>>
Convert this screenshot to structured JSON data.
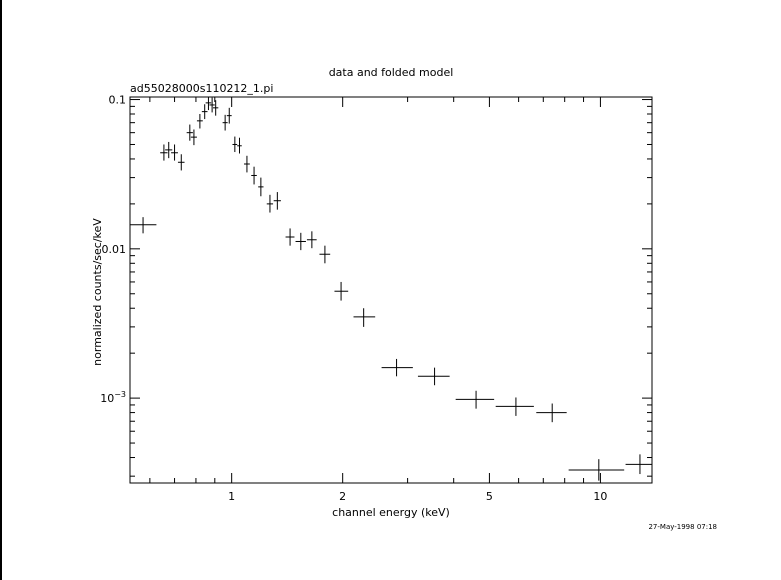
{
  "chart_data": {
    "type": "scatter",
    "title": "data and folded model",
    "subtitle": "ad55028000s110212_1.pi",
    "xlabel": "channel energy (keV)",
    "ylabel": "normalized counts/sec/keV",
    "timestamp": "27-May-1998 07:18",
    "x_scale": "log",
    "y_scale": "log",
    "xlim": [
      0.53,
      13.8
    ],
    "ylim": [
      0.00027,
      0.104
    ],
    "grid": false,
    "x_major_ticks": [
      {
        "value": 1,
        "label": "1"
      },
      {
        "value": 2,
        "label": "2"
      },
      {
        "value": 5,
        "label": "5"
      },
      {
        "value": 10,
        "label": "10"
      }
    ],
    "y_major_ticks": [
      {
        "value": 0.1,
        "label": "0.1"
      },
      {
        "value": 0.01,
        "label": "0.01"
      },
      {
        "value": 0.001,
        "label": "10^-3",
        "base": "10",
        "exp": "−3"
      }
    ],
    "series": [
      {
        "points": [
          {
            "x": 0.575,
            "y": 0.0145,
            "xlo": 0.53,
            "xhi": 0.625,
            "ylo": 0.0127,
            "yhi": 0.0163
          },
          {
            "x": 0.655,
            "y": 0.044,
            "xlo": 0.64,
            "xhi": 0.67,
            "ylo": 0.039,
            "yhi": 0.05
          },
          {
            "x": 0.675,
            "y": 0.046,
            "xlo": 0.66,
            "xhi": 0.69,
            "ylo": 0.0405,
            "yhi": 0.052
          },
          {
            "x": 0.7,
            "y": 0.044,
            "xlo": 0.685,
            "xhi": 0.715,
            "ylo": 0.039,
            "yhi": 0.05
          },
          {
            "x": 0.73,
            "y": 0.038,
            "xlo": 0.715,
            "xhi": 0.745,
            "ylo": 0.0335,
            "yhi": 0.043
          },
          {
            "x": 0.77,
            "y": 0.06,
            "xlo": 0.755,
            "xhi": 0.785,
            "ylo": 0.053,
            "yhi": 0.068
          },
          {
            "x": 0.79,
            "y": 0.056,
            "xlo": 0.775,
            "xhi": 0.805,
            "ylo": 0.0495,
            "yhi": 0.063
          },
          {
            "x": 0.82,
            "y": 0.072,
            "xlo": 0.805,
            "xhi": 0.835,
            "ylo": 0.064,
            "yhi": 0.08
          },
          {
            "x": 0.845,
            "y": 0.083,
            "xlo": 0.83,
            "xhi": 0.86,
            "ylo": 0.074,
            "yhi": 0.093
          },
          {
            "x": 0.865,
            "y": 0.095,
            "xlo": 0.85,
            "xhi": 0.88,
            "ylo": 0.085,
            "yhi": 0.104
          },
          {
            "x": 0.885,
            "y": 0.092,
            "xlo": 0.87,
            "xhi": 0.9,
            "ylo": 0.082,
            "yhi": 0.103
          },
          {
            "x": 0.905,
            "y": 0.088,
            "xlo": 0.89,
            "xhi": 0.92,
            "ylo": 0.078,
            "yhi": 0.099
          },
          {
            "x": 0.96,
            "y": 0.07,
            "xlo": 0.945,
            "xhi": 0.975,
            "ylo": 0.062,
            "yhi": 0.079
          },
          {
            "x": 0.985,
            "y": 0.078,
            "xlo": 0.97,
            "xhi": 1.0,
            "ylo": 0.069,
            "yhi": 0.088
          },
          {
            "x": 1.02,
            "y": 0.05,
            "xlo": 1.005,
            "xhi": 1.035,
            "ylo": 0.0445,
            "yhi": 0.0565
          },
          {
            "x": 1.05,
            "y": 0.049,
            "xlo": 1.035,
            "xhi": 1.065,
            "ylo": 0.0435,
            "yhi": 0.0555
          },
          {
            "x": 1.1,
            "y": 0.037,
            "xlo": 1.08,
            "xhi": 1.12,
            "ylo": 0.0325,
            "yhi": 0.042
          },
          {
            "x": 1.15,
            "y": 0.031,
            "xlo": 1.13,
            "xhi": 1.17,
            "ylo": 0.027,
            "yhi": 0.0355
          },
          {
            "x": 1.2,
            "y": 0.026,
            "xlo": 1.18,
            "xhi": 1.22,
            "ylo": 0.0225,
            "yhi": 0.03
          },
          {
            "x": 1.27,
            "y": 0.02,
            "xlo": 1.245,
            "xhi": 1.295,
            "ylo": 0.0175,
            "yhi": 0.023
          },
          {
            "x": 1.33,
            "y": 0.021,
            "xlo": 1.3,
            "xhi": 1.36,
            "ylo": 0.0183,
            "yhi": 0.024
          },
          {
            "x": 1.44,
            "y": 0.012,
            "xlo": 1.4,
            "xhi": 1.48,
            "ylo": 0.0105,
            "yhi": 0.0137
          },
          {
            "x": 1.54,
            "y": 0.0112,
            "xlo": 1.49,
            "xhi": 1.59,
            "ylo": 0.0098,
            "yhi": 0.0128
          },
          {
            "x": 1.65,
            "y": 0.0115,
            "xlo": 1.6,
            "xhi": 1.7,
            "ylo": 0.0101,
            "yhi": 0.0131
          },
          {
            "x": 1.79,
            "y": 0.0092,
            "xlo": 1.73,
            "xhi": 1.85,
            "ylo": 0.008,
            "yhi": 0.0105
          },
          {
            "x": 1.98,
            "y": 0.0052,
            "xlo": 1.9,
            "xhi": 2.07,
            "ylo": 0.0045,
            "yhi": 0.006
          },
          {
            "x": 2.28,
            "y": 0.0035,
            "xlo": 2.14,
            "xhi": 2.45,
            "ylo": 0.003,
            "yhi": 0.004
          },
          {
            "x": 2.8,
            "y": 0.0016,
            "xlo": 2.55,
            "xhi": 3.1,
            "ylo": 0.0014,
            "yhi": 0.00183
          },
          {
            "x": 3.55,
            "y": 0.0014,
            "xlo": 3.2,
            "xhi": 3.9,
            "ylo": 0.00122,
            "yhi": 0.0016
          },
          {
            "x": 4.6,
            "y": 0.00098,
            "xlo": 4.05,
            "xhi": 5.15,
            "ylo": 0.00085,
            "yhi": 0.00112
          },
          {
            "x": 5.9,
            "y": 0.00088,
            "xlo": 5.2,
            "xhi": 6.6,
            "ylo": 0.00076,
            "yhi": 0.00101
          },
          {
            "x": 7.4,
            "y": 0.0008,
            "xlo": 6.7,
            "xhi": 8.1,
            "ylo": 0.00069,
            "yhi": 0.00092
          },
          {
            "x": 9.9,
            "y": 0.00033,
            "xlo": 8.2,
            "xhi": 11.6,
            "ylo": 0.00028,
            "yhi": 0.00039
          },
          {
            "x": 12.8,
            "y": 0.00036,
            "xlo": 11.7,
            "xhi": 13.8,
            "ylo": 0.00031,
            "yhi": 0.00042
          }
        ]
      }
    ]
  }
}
<<
### TASK DESCRIPTION
Pictures don't belong in the copy. Restate all the entries exactly.

### ANSWER IN FULL
Convert this screenshot to structured JSON data.
{
  "chart_data": {
    "type": "scatter",
    "title": "data and folded model",
    "subtitle": "ad55028000s110212_1.pi",
    "xlabel": "channel energy (keV)",
    "ylabel": "normalized counts/sec/keV",
    "timestamp": "27-May-1998 07:18",
    "x_scale": "log",
    "y_scale": "log",
    "xlim": [
      0.53,
      13.8
    ],
    "ylim": [
      0.00027,
      0.104
    ],
    "grid": false,
    "x_major_ticks": [
      {
        "value": 1,
        "label": "1"
      },
      {
        "value": 2,
        "label": "2"
      },
      {
        "value": 5,
        "label": "5"
      },
      {
        "value": 10,
        "label": "10"
      }
    ],
    "y_major_ticks": [
      {
        "value": 0.1,
        "label": "0.1"
      },
      {
        "value": 0.01,
        "label": "0.01"
      },
      {
        "value": 0.001,
        "label": "10^-3",
        "base": "10",
        "exp": "−3"
      }
    ],
    "series": [
      {
        "points": [
          {
            "x": 0.575,
            "y": 0.0145,
            "xlo": 0.53,
            "xhi": 0.625,
            "ylo": 0.0127,
            "yhi": 0.0163
          },
          {
            "x": 0.655,
            "y": 0.044,
            "xlo": 0.64,
            "xhi": 0.67,
            "ylo": 0.039,
            "yhi": 0.05
          },
          {
            "x": 0.675,
            "y": 0.046,
            "xlo": 0.66,
            "xhi": 0.69,
            "ylo": 0.0405,
            "yhi": 0.052
          },
          {
            "x": 0.7,
            "y": 0.044,
            "xlo": 0.685,
            "xhi": 0.715,
            "ylo": 0.039,
            "yhi": 0.05
          },
          {
            "x": 0.73,
            "y": 0.038,
            "xlo": 0.715,
            "xhi": 0.745,
            "ylo": 0.0335,
            "yhi": 0.043
          },
          {
            "x": 0.77,
            "y": 0.06,
            "xlo": 0.755,
            "xhi": 0.785,
            "ylo": 0.053,
            "yhi": 0.068
          },
          {
            "x": 0.79,
            "y": 0.056,
            "xlo": 0.775,
            "xhi": 0.805,
            "ylo": 0.0495,
            "yhi": 0.063
          },
          {
            "x": 0.82,
            "y": 0.072,
            "xlo": 0.805,
            "xhi": 0.835,
            "ylo": 0.064,
            "yhi": 0.08
          },
          {
            "x": 0.845,
            "y": 0.083,
            "xlo": 0.83,
            "xhi": 0.86,
            "ylo": 0.074,
            "yhi": 0.093
          },
          {
            "x": 0.865,
            "y": 0.095,
            "xlo": 0.85,
            "xhi": 0.88,
            "ylo": 0.085,
            "yhi": 0.104
          },
          {
            "x": 0.885,
            "y": 0.092,
            "xlo": 0.87,
            "xhi": 0.9,
            "ylo": 0.082,
            "yhi": 0.103
          },
          {
            "x": 0.905,
            "y": 0.088,
            "xlo": 0.89,
            "xhi": 0.92,
            "ylo": 0.078,
            "yhi": 0.099
          },
          {
            "x": 0.96,
            "y": 0.07,
            "xlo": 0.945,
            "xhi": 0.975,
            "ylo": 0.062,
            "yhi": 0.079
          },
          {
            "x": 0.985,
            "y": 0.078,
            "xlo": 0.97,
            "xhi": 1.0,
            "ylo": 0.069,
            "yhi": 0.088
          },
          {
            "x": 1.02,
            "y": 0.05,
            "xlo": 1.005,
            "xhi": 1.035,
            "ylo": 0.0445,
            "yhi": 0.0565
          },
          {
            "x": 1.05,
            "y": 0.049,
            "xlo": 1.035,
            "xhi": 1.065,
            "ylo": 0.0435,
            "yhi": 0.0555
          },
          {
            "x": 1.1,
            "y": 0.037,
            "xlo": 1.08,
            "xhi": 1.12,
            "ylo": 0.0325,
            "yhi": 0.042
          },
          {
            "x": 1.15,
            "y": 0.031,
            "xlo": 1.13,
            "xhi": 1.17,
            "ylo": 0.027,
            "yhi": 0.0355
          },
          {
            "x": 1.2,
            "y": 0.026,
            "xlo": 1.18,
            "xhi": 1.22,
            "ylo": 0.0225,
            "yhi": 0.03
          },
          {
            "x": 1.27,
            "y": 0.02,
            "xlo": 1.245,
            "xhi": 1.295,
            "ylo": 0.0175,
            "yhi": 0.023
          },
          {
            "x": 1.33,
            "y": 0.021,
            "xlo": 1.3,
            "xhi": 1.36,
            "ylo": 0.0183,
            "yhi": 0.024
          },
          {
            "x": 1.44,
            "y": 0.012,
            "xlo": 1.4,
            "xhi": 1.48,
            "ylo": 0.0105,
            "yhi": 0.0137
          },
          {
            "x": 1.54,
            "y": 0.0112,
            "xlo": 1.49,
            "xhi": 1.59,
            "ylo": 0.0098,
            "yhi": 0.0128
          },
          {
            "x": 1.65,
            "y": 0.0115,
            "xlo": 1.6,
            "xhi": 1.7,
            "ylo": 0.0101,
            "yhi": 0.0131
          },
          {
            "x": 1.79,
            "y": 0.0092,
            "xlo": 1.73,
            "xhi": 1.85,
            "ylo": 0.008,
            "yhi": 0.0105
          },
          {
            "x": 1.98,
            "y": 0.0052,
            "xlo": 1.9,
            "xhi": 2.07,
            "ylo": 0.0045,
            "yhi": 0.006
          },
          {
            "x": 2.28,
            "y": 0.0035,
            "xlo": 2.14,
            "xhi": 2.45,
            "ylo": 0.003,
            "yhi": 0.004
          },
          {
            "x": 2.8,
            "y": 0.0016,
            "xlo": 2.55,
            "xhi": 3.1,
            "ylo": 0.0014,
            "yhi": 0.00183
          },
          {
            "x": 3.55,
            "y": 0.0014,
            "xlo": 3.2,
            "xhi": 3.9,
            "ylo": 0.00122,
            "yhi": 0.0016
          },
          {
            "x": 4.6,
            "y": 0.00098,
            "xlo": 4.05,
            "xhi": 5.15,
            "ylo": 0.00085,
            "yhi": 0.00112
          },
          {
            "x": 5.9,
            "y": 0.00088,
            "xlo": 5.2,
            "xhi": 6.6,
            "ylo": 0.00076,
            "yhi": 0.00101
          },
          {
            "x": 7.4,
            "y": 0.0008,
            "xlo": 6.7,
            "xhi": 8.1,
            "ylo": 0.00069,
            "yhi": 0.00092
          },
          {
            "x": 9.9,
            "y": 0.00033,
            "xlo": 8.2,
            "xhi": 11.6,
            "ylo": 0.00028,
            "yhi": 0.00039
          },
          {
            "x": 12.8,
            "y": 0.00036,
            "xlo": 11.7,
            "xhi": 13.8,
            "ylo": 0.00031,
            "yhi": 0.00042
          }
        ]
      }
    ]
  }
}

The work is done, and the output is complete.